• **The exercise**: Look at each line of the records and count those with "title" in them. Please answer with the count alone.
** Begin **
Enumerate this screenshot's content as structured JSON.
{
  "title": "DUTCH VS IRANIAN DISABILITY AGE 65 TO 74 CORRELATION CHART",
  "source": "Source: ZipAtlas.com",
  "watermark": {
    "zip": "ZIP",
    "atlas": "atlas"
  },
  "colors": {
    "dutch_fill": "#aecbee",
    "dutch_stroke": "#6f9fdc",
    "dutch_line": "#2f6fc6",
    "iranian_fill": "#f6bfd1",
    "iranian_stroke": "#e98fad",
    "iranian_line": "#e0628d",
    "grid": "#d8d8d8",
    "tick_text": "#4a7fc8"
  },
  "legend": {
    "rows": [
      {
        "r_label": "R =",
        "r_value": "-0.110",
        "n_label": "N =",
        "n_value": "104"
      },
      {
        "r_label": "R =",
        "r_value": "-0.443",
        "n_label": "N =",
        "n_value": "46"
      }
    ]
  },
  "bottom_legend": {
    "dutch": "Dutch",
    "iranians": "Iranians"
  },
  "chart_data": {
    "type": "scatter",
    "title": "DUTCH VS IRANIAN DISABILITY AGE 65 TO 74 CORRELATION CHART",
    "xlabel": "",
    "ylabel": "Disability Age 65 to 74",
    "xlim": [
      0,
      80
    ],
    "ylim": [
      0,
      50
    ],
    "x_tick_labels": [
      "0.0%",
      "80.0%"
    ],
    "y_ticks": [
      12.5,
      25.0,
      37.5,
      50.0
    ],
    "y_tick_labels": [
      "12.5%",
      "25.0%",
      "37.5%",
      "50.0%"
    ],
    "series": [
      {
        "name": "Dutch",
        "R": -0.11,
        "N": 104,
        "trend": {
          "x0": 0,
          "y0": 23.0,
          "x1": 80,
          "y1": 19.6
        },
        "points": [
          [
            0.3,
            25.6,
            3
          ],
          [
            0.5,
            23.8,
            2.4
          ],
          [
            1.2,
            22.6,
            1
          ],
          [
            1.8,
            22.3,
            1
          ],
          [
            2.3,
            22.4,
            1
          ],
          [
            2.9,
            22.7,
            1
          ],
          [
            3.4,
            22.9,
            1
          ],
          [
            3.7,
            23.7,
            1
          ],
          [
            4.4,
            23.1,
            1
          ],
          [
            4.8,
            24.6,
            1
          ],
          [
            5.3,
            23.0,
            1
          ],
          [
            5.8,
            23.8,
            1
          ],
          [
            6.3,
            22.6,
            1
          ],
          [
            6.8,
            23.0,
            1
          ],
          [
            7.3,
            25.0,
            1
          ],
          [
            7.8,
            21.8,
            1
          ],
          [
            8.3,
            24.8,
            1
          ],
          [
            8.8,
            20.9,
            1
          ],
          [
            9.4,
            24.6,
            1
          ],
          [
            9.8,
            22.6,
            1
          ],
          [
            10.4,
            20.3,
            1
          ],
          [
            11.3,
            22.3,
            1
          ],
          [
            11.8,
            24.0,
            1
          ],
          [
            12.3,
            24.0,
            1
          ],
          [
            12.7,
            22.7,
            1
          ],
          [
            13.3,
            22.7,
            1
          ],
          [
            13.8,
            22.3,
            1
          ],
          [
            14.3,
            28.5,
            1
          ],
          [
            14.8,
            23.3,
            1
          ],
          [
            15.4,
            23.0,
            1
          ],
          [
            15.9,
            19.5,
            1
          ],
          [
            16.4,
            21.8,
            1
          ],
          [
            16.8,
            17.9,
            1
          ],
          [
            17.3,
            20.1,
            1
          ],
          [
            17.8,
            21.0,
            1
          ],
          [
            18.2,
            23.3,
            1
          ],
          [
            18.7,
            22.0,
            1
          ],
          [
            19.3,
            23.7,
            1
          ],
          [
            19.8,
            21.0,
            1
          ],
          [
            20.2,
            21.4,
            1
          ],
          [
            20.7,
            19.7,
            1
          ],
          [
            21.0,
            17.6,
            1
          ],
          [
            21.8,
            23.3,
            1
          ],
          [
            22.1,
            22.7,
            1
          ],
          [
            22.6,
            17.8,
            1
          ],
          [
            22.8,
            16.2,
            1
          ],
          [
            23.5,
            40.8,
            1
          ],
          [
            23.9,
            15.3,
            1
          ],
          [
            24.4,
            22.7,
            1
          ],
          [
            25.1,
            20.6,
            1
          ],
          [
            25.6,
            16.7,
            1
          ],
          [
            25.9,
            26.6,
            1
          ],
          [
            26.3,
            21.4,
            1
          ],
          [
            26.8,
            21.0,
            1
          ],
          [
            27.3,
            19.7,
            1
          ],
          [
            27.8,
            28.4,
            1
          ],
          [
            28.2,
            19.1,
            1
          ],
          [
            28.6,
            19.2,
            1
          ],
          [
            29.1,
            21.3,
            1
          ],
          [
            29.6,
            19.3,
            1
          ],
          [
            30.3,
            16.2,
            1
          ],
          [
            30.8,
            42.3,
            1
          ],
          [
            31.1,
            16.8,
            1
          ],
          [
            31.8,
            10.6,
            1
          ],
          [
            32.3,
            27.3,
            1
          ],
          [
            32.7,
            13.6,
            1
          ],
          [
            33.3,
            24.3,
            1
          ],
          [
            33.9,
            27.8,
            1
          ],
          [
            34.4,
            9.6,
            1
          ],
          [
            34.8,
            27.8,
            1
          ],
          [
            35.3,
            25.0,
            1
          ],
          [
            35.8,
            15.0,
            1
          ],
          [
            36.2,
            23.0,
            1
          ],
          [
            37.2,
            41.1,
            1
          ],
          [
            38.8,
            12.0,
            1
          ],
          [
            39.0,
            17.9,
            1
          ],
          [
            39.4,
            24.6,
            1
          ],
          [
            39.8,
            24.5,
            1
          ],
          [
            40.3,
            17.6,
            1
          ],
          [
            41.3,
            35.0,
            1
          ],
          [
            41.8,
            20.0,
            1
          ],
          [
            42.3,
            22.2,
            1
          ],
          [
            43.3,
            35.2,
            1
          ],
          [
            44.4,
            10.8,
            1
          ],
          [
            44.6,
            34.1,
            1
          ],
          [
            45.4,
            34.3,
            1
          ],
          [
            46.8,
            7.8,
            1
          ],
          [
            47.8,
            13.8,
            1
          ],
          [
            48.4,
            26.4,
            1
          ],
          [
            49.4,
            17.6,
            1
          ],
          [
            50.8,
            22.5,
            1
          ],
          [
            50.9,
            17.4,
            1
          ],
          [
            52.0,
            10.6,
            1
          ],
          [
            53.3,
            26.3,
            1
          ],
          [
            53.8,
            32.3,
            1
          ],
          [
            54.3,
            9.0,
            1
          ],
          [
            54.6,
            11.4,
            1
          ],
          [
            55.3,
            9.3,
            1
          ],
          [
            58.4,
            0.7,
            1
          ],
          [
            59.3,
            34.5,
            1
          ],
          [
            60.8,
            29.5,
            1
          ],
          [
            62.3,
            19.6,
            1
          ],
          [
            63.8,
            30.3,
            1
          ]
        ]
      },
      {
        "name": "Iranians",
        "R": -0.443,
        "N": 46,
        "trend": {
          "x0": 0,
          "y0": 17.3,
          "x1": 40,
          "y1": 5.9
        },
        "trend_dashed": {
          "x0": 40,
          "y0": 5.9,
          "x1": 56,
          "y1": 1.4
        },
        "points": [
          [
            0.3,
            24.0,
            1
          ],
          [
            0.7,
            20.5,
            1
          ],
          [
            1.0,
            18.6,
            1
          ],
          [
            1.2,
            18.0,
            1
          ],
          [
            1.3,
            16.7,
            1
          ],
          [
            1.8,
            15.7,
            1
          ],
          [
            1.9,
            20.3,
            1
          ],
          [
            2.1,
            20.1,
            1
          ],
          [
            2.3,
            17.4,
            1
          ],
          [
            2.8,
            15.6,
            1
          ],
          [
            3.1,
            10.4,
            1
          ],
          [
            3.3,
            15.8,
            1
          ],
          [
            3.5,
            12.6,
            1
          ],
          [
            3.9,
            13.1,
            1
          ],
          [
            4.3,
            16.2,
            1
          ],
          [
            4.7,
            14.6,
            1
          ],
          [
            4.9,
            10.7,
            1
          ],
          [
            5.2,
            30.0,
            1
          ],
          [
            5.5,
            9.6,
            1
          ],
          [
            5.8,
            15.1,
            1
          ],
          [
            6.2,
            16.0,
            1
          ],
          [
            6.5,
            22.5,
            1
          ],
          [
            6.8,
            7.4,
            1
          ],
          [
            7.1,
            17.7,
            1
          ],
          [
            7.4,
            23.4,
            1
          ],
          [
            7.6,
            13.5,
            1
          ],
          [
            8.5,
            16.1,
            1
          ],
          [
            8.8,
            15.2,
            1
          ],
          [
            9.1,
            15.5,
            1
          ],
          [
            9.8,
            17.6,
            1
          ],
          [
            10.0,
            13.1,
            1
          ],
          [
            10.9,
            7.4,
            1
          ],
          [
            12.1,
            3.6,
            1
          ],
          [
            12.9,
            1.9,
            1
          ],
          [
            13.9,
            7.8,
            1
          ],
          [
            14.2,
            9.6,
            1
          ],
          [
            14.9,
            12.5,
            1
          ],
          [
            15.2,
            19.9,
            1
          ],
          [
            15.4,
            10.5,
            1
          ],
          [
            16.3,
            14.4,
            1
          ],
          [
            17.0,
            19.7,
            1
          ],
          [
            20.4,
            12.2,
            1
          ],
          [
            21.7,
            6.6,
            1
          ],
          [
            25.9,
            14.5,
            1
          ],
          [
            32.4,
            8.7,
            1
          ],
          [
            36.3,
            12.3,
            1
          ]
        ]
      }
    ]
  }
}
** End **
• **Answer to the exercise**: 2